Exercise aim: Repeat the whole listing below, word for word.
•••••
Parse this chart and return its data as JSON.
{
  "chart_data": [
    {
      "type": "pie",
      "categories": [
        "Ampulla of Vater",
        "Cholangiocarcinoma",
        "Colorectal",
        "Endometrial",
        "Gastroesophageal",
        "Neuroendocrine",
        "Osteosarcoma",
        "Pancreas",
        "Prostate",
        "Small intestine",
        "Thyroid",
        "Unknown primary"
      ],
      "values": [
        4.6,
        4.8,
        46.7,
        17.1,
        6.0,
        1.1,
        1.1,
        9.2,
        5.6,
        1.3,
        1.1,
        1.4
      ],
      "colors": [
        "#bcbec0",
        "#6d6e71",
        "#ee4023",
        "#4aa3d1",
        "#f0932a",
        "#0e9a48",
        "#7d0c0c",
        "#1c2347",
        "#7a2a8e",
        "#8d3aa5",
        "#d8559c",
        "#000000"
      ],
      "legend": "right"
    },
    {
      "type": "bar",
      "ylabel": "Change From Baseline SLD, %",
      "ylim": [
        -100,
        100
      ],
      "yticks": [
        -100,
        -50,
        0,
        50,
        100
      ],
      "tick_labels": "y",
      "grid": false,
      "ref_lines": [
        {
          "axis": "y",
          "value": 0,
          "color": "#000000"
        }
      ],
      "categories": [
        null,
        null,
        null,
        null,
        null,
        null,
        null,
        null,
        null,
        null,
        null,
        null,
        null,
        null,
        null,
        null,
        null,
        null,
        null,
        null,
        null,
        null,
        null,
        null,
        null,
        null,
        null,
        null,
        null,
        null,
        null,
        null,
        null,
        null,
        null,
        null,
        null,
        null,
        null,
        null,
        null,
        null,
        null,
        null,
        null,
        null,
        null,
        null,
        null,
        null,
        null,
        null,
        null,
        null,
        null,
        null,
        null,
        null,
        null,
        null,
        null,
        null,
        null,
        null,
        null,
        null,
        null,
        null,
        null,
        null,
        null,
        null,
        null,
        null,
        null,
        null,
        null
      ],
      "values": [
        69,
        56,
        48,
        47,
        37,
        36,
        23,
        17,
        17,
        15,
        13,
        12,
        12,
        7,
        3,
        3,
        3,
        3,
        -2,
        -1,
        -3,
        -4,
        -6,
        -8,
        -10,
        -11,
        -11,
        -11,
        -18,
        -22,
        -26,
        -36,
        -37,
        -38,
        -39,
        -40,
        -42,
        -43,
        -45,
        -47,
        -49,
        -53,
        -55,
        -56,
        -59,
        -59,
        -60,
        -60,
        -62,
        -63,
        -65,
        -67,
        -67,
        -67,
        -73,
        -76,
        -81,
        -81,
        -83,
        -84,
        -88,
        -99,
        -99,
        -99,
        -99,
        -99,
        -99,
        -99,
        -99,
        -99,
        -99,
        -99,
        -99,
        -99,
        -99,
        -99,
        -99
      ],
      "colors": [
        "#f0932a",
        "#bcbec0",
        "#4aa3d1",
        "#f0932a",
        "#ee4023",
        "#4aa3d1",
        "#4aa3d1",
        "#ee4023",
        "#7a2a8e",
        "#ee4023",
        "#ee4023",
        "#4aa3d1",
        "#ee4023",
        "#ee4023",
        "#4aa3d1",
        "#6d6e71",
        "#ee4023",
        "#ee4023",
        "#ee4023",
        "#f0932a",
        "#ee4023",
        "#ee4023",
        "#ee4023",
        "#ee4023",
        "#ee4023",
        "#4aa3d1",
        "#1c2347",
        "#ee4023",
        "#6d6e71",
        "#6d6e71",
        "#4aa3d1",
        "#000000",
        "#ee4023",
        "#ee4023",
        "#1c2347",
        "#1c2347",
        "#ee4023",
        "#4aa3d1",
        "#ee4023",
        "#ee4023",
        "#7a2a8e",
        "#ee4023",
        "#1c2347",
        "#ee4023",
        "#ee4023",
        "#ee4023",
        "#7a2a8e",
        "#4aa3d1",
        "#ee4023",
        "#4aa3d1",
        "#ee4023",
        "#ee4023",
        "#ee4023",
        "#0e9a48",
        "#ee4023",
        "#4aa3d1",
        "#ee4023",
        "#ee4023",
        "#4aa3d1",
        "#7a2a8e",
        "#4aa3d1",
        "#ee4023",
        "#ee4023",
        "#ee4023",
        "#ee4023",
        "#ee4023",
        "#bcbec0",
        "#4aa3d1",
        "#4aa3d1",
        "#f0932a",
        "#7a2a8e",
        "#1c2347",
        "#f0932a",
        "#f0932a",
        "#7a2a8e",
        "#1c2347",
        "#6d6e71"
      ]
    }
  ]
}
•••••
Full answer:
Parse this chart and return its data as JSON.
{
  "chart_data": [
    {
      "type": "pie",
      "categories": [
        "Ampulla of Vater",
        "Cholangiocarcinoma",
        "Colorectal",
        "Endometrial",
        "Gastroesophageal",
        "Neuroendocrine",
        "Osteosarcoma",
        "Pancreas",
        "Prostate",
        "Small intestine",
        "Thyroid",
        "Unknown primary"
      ],
      "values": [
        4.6,
        4.8,
        46.7,
        17.1,
        6.0,
        1.1,
        1.1,
        9.2,
        5.6,
        1.3,
        1.1,
        1.4
      ],
      "colors": [
        "#bcbec0",
        "#6d6e71",
        "#ee4023",
        "#4aa3d1",
        "#f0932a",
        "#0e9a48",
        "#7d0c0c",
        "#1c2347",
        "#7a2a8e",
        "#8d3aa5",
        "#d8559c",
        "#000000"
      ],
      "legend": "right"
    },
    {
      "type": "bar",
      "ylabel": "Change From Baseline SLD, %",
      "ylim": [
        -100,
        100
      ],
      "yticks": [
        -100,
        -50,
        0,
        50,
        100
      ],
      "tick_labels": "y",
      "grid": false,
      "ref_lines": [
        {
          "axis": "y",
          "value": 0,
          "color": "#000000"
        }
      ],
      "categories": [
        null,
        null,
        null,
        null,
        null,
        null,
        null,
        null,
        null,
        null,
        null,
        null,
        null,
        null,
        null,
        null,
        null,
        null,
        null,
        null,
        null,
        null,
        null,
        null,
        null,
        null,
        null,
        null,
        null,
        null,
        null,
        null,
        null,
        null,
        null,
        null,
        null,
        null,
        null,
        null,
        null,
        null,
        null,
        null,
        null,
        null,
        null,
        null,
        null,
        null,
        null,
        null,
        null,
        null,
        null,
        null,
        null,
        null,
        null,
        null,
        null,
        null,
        null,
        null,
        null,
        null,
        null,
        null,
        null,
        null,
        null,
        null,
        null,
        null,
        null,
        null,
        null
      ],
      "values": [
        69,
        56,
        48,
        47,
        37,
        36,
        23,
        17,
        17,
        15,
        13,
        12,
        12,
        7,
        3,
        3,
        3,
        3,
        -2,
        -1,
        -3,
        -4,
        -6,
        -8,
        -10,
        -11,
        -11,
        -11,
        -18,
        -22,
        -26,
        -36,
        -37,
        -38,
        -39,
        -40,
        -42,
        -43,
        -45,
        -47,
        -49,
        -53,
        -55,
        -56,
        -59,
        -59,
        -60,
        -60,
        -62,
        -63,
        -65,
        -67,
        -67,
        -67,
        -73,
        -76,
        -81,
        -81,
        -83,
        -84,
        -88,
        -99,
        -99,
        -99,
        -99,
        -99,
        -99,
        -99,
        -99,
        -99,
        -99,
        -99,
        -99,
        -99,
        -99,
        -99,
        -99
      ],
      "colors": [
        "#f0932a",
        "#bcbec0",
        "#4aa3d1",
        "#f0932a",
        "#ee4023",
        "#4aa3d1",
        "#4aa3d1",
        "#ee4023",
        "#7a2a8e",
        "#ee4023",
        "#ee4023",
        "#4aa3d1",
        "#ee4023",
        "#ee4023",
        "#4aa3d1",
        "#6d6e71",
        "#ee4023",
        "#ee4023",
        "#ee4023",
        "#f0932a",
        "#ee4023",
        "#ee4023",
        "#ee4023",
        "#ee4023",
        "#ee4023",
        "#4aa3d1",
        "#1c2347",
        "#ee4023",
        "#6d6e71",
        "#6d6e71",
        "#4aa3d1",
        "#000000",
        "#ee4023",
        "#ee4023",
        "#1c2347",
        "#1c2347",
        "#ee4023",
        "#4aa3d1",
        "#ee4023",
        "#ee4023",
        "#7a2a8e",
        "#ee4023",
        "#1c2347",
        "#ee4023",
        "#ee4023",
        "#ee4023",
        "#7a2a8e",
        "#4aa3d1",
        "#ee4023",
        "#4aa3d1",
        "#ee4023",
        "#ee4023",
        "#ee4023",
        "#0e9a48",
        "#ee4023",
        "#4aa3d1",
        "#ee4023",
        "#ee4023",
        "#4aa3d1",
        "#7a2a8e",
        "#4aa3d1",
        "#ee4023",
        "#ee4023",
        "#ee4023",
        "#ee4023",
        "#ee4023",
        "#bcbec0",
        "#4aa3d1",
        "#4aa3d1",
        "#f0932a",
        "#7a2a8e",
        "#1c2347",
        "#f0932a",
        "#f0932a",
        "#7a2a8e",
        "#1c2347",
        "#6d6e71"
      ]
    }
  ]
}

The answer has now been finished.